━━ Listed entries ━━
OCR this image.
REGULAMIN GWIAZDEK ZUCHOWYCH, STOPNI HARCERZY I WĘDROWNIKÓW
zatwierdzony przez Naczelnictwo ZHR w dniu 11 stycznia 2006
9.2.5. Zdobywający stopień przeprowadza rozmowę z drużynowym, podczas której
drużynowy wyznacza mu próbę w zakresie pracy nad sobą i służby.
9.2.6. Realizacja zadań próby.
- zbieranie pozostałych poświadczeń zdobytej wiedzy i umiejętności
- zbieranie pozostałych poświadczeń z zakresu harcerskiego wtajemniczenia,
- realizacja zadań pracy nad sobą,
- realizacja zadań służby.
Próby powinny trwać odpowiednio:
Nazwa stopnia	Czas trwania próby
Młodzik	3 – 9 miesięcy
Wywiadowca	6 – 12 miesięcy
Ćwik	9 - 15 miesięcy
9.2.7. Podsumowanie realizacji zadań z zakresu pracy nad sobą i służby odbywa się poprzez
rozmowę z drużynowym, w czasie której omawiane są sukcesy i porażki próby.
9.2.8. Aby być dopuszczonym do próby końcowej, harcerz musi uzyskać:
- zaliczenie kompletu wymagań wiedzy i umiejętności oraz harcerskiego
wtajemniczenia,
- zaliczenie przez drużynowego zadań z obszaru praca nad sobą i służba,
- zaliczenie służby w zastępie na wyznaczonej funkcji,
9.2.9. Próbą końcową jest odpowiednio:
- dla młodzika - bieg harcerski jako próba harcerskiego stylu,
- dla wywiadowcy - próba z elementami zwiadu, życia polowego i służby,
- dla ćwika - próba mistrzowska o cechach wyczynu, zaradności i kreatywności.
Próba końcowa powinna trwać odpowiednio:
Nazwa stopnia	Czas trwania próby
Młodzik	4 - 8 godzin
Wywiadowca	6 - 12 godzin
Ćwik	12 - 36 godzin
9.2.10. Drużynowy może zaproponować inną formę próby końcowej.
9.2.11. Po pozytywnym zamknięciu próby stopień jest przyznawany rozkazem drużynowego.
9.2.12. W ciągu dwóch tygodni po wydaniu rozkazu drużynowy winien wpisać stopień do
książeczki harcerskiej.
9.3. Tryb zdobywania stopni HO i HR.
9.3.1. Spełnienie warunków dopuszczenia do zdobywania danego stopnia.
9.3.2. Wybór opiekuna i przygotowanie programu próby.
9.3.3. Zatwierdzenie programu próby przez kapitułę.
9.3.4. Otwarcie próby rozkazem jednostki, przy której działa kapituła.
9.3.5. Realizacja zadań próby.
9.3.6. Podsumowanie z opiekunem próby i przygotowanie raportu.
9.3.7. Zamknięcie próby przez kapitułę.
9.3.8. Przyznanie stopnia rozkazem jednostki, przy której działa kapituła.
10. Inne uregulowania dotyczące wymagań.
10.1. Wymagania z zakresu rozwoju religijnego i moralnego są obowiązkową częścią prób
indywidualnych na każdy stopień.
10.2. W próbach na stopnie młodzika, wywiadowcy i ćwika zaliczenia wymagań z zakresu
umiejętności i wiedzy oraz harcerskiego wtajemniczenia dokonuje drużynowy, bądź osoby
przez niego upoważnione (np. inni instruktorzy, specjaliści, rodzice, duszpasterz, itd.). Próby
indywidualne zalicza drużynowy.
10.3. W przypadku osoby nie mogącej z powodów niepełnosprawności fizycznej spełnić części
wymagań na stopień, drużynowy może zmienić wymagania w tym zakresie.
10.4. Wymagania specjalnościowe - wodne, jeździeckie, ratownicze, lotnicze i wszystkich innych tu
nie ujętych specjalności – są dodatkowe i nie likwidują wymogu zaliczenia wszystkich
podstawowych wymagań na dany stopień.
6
━━━
(Stated goal) Take every line from the records above that has the word "jednostki" and copy it.

(The completed task)
9.3.4. Otwarcie próby rozkazem jednostki, przy której działa kapituła.
9.3.8. Przyznanie stopnia rozkazem jednostki, przy której działa kapituła.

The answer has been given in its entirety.